__Requirement__.
Answer with a single number: the count of lines that include the string "wartości".

Saved entries:
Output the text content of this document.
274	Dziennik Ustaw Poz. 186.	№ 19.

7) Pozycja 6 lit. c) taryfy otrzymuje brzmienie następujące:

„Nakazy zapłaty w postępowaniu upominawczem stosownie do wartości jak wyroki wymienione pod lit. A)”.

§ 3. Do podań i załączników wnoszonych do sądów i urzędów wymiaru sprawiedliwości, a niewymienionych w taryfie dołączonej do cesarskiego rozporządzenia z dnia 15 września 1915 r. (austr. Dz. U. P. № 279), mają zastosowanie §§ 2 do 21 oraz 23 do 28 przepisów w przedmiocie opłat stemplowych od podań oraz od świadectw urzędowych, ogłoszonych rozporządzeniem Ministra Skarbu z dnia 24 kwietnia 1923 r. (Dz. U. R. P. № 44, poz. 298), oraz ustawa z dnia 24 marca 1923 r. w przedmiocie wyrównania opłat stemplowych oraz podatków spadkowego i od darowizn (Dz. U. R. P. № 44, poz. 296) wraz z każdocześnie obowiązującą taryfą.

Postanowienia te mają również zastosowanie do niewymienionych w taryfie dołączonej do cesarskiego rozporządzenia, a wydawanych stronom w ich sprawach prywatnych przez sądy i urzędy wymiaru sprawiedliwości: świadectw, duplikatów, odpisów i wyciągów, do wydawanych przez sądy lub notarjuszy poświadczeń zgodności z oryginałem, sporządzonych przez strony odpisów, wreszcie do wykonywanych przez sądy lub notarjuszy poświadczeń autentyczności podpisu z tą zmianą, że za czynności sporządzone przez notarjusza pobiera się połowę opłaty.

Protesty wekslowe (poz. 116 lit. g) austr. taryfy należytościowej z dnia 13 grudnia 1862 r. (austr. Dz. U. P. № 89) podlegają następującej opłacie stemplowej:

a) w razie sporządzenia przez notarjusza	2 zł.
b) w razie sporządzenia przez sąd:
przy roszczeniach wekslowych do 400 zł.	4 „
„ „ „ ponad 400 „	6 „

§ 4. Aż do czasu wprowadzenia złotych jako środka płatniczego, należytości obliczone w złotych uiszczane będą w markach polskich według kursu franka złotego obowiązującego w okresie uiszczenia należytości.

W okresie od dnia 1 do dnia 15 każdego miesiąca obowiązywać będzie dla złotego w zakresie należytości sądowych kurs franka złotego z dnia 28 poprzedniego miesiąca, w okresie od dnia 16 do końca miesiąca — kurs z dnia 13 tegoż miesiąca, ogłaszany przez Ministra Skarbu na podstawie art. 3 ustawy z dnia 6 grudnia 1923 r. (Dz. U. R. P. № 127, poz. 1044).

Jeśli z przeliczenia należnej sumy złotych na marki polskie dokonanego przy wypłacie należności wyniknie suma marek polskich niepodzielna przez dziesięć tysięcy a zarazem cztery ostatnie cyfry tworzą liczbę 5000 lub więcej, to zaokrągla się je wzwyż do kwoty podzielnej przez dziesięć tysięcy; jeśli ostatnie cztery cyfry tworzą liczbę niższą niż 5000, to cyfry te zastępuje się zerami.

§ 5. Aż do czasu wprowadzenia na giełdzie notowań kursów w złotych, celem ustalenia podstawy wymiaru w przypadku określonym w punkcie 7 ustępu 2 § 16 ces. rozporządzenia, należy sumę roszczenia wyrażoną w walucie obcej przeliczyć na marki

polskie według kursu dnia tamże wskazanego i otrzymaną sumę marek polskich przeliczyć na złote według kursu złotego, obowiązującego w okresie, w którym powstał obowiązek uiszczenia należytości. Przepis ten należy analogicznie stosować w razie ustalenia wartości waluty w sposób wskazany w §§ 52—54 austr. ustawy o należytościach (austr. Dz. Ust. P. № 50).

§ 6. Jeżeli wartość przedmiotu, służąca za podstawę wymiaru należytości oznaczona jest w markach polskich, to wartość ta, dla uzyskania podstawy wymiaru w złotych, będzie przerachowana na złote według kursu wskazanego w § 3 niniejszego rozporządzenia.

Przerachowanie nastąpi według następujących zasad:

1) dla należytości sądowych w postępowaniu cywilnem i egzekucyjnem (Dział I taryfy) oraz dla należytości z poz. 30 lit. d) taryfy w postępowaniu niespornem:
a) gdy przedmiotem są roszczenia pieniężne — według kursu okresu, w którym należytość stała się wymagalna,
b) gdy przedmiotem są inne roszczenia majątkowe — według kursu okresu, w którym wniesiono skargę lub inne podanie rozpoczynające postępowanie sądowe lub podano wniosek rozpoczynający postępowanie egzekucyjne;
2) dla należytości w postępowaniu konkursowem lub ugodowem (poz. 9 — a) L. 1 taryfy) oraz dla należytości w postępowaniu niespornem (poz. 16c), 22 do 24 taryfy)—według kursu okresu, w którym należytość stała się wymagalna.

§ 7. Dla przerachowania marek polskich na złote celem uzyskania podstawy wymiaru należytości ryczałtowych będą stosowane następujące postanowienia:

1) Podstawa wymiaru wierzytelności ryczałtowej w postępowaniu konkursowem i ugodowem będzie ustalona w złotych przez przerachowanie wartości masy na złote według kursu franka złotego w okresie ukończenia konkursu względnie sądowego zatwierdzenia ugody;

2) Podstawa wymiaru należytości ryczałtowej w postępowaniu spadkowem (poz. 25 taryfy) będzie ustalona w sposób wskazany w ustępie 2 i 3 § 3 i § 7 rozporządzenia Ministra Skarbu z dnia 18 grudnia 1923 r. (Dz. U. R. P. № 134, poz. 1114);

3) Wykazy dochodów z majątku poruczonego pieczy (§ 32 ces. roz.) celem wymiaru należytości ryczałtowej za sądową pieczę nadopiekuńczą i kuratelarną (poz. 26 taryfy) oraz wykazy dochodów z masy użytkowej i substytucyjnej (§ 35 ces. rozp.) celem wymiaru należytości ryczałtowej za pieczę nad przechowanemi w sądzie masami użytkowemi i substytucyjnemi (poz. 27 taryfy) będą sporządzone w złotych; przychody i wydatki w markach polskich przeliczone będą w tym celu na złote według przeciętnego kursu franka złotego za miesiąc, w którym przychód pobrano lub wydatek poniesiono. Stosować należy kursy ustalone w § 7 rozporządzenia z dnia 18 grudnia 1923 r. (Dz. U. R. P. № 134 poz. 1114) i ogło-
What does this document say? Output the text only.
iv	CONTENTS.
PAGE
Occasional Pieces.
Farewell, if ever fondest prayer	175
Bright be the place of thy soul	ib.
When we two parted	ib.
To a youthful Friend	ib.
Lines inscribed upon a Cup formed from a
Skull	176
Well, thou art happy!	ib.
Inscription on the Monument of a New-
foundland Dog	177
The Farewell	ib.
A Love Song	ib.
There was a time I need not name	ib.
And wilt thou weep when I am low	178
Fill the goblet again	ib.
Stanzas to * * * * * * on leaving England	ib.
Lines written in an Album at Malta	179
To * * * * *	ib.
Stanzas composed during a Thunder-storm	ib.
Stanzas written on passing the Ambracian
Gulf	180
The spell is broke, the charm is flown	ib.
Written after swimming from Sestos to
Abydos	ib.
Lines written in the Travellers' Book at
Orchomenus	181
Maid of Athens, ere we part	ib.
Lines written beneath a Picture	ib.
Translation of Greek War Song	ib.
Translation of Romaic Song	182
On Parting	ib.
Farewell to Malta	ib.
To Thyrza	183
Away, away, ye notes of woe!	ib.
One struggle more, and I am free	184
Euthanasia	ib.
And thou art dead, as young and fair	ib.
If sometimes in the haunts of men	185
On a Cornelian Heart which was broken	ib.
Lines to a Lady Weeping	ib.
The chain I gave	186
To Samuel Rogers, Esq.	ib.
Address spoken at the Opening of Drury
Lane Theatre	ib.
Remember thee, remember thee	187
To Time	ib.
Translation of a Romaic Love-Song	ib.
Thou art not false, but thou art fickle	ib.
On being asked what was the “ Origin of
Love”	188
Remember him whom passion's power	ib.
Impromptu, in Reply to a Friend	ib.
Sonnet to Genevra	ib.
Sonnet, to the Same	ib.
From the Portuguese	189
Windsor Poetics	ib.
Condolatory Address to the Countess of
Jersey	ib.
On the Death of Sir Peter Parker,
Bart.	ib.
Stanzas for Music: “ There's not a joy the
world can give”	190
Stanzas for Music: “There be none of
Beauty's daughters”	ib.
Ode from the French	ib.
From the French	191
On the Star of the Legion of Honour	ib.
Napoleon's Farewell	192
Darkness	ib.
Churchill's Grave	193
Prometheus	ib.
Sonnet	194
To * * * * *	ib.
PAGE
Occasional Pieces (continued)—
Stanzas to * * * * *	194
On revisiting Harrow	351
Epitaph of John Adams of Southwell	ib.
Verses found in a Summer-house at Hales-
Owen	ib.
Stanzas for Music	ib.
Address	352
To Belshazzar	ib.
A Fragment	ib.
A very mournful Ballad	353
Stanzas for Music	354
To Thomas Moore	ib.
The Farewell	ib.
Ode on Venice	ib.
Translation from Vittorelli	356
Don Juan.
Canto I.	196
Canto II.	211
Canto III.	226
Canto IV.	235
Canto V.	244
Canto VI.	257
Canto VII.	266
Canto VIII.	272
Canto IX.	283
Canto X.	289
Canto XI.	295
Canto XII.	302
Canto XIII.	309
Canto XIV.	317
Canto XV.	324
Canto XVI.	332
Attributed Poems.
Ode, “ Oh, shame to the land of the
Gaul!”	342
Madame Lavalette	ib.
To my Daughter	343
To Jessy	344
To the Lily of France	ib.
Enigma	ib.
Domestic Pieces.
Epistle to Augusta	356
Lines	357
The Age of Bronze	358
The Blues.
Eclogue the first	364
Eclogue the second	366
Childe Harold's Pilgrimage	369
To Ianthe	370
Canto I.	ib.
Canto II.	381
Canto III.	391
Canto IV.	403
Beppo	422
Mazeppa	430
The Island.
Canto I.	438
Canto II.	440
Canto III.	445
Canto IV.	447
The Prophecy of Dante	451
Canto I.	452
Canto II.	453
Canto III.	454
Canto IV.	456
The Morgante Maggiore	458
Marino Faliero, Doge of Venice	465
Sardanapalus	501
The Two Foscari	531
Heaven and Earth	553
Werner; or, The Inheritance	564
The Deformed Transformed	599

__Response__.
3